/---

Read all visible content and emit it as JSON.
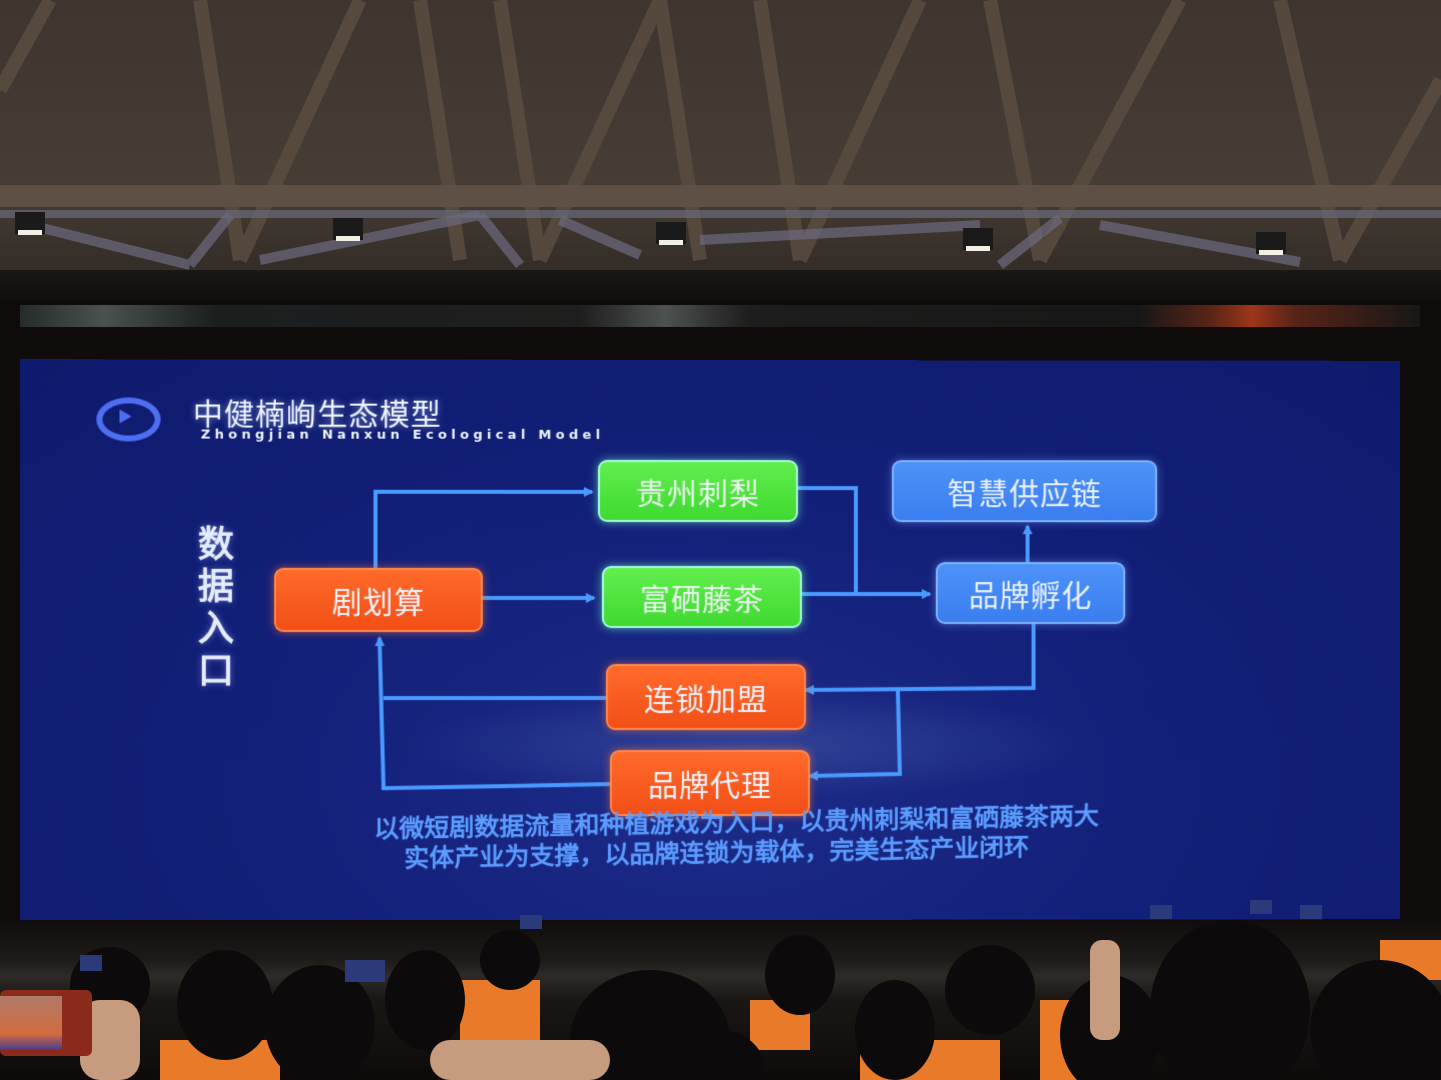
{
  "slide": {
    "title_cn": "中健楠峋生态模型",
    "title_en": "Zhongjian Nanxun Ecological Model",
    "logo_icon": "play-circle-icon",
    "side_label": [
      "数",
      "据",
      "入",
      "口"
    ],
    "boxes": {
      "entry": "剧划算",
      "product1": "贵州刺梨",
      "product2": "富硒藤茶",
      "incubation": "品牌孵化",
      "supply_chain": "智慧供应链",
      "franchise": "连锁加盟",
      "agency": "品牌代理"
    },
    "caption": {
      "line1": "以微短剧数据流量和种植游戏为入口，以贵州刺梨和富硒藤茶两大",
      "line2": "实体产业为支撑，以品牌连锁为载体，完美生态产业闭环"
    },
    "colors": {
      "background": "#13207a",
      "orange": "#f24f16",
      "green": "#4fe33c",
      "blue": "#3f84f2",
      "arrow": "#4a9bff",
      "caption": "#5b9cff"
    }
  },
  "diagram": {
    "nodes": [
      {
        "id": "entry",
        "label": "剧划算",
        "color": "orange"
      },
      {
        "id": "product1",
        "label": "贵州刺梨",
        "color": "green"
      },
      {
        "id": "product2",
        "label": "富硒藤茶",
        "color": "green"
      },
      {
        "id": "incubation",
        "label": "品牌孵化",
        "color": "blue"
      },
      {
        "id": "supply_chain",
        "label": "智慧供应链",
        "color": "blue"
      },
      {
        "id": "franchise",
        "label": "连锁加盟",
        "color": "orange"
      },
      {
        "id": "agency",
        "label": "品牌代理",
        "color": "orange"
      }
    ],
    "edges": [
      {
        "from": "entry",
        "to": "product1"
      },
      {
        "from": "entry",
        "to": "product2"
      },
      {
        "from": "product1",
        "to": "incubation"
      },
      {
        "from": "product2",
        "to": "incubation"
      },
      {
        "from": "incubation",
        "to": "supply_chain"
      },
      {
        "from": "incubation",
        "to": "franchise"
      },
      {
        "from": "incubation",
        "to": "agency"
      },
      {
        "from": "franchise",
        "to": "entry"
      },
      {
        "from": "agency",
        "to": "entry"
      }
    ]
  }
}
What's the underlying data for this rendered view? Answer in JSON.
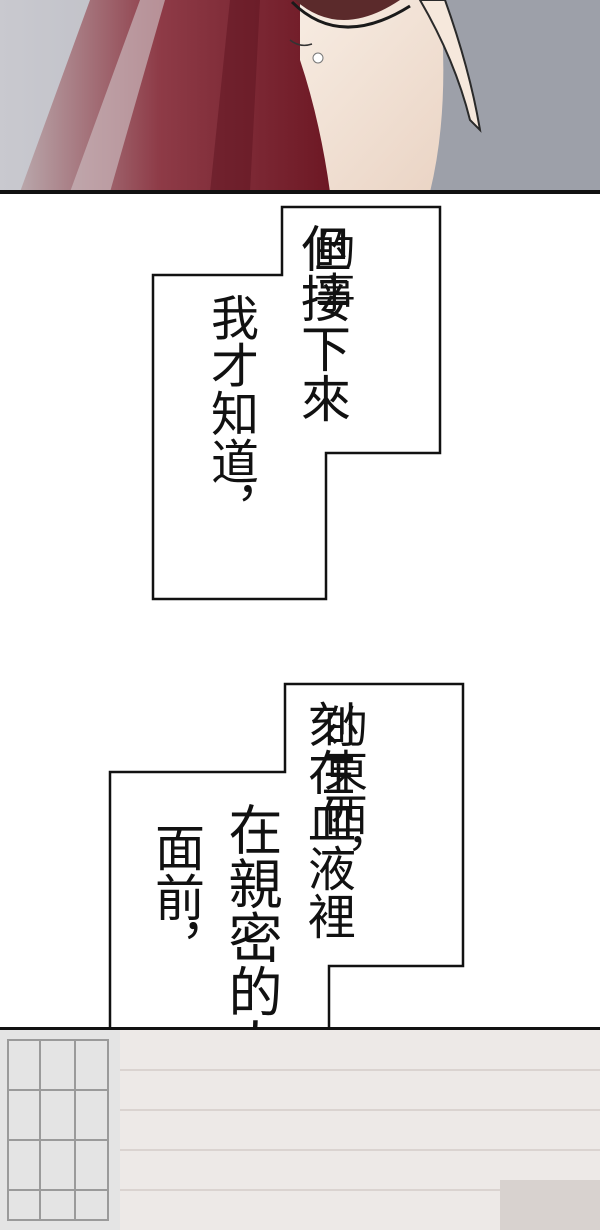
{
  "bubbles": [
    {
      "id": "caption-1",
      "lines": [
        "但接下來",
        "的事",
        "我才知道，"
      ]
    },
    {
      "id": "caption-2",
      "lines": [
        "刻在血液裡",
        "的東西，",
        "在親密的人",
        "面前，"
      ]
    }
  ],
  "colors": {
    "ink": "#111111",
    "hair_red": "#7a1e2a",
    "skin": "#f3e4d6",
    "bg_gray": "#a7a9b1"
  }
}
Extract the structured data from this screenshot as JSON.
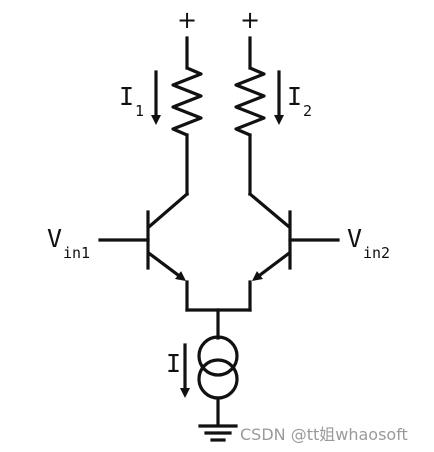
{
  "supply": {
    "left_symbol": "+",
    "right_symbol": "+"
  },
  "currents": {
    "i1": {
      "main": "I",
      "sub": "1"
    },
    "i2": {
      "main": "I",
      "sub": "2"
    },
    "tail": {
      "main": "I"
    }
  },
  "inputs": {
    "vin1": {
      "main": "V",
      "sub": "in1"
    },
    "vin2": {
      "main": "V",
      "sub": "in2"
    }
  },
  "watermark": "CSDN @tt姐whaosoft",
  "colors": {
    "ink": "#111111",
    "watermark": "#9a9a9a",
    "background": "#ffffff"
  }
}
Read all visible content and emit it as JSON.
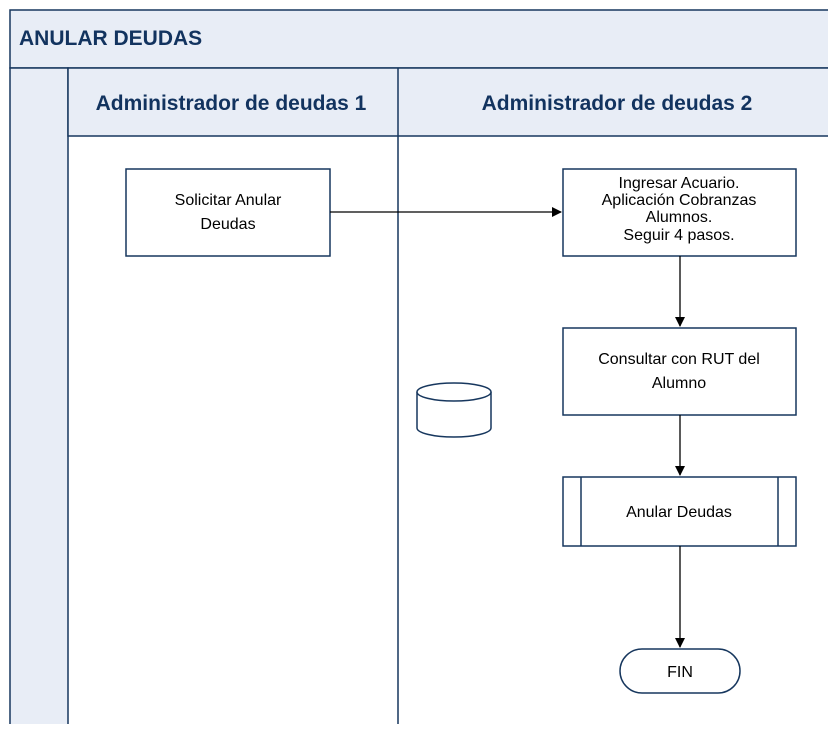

\---

**Requirements**
Pull out each line of the entries that contains "agency".

**Exercise solution**
      "agency": "品牌代理"
        "id": "agency",
        "to": "agency"
        "from": "agency",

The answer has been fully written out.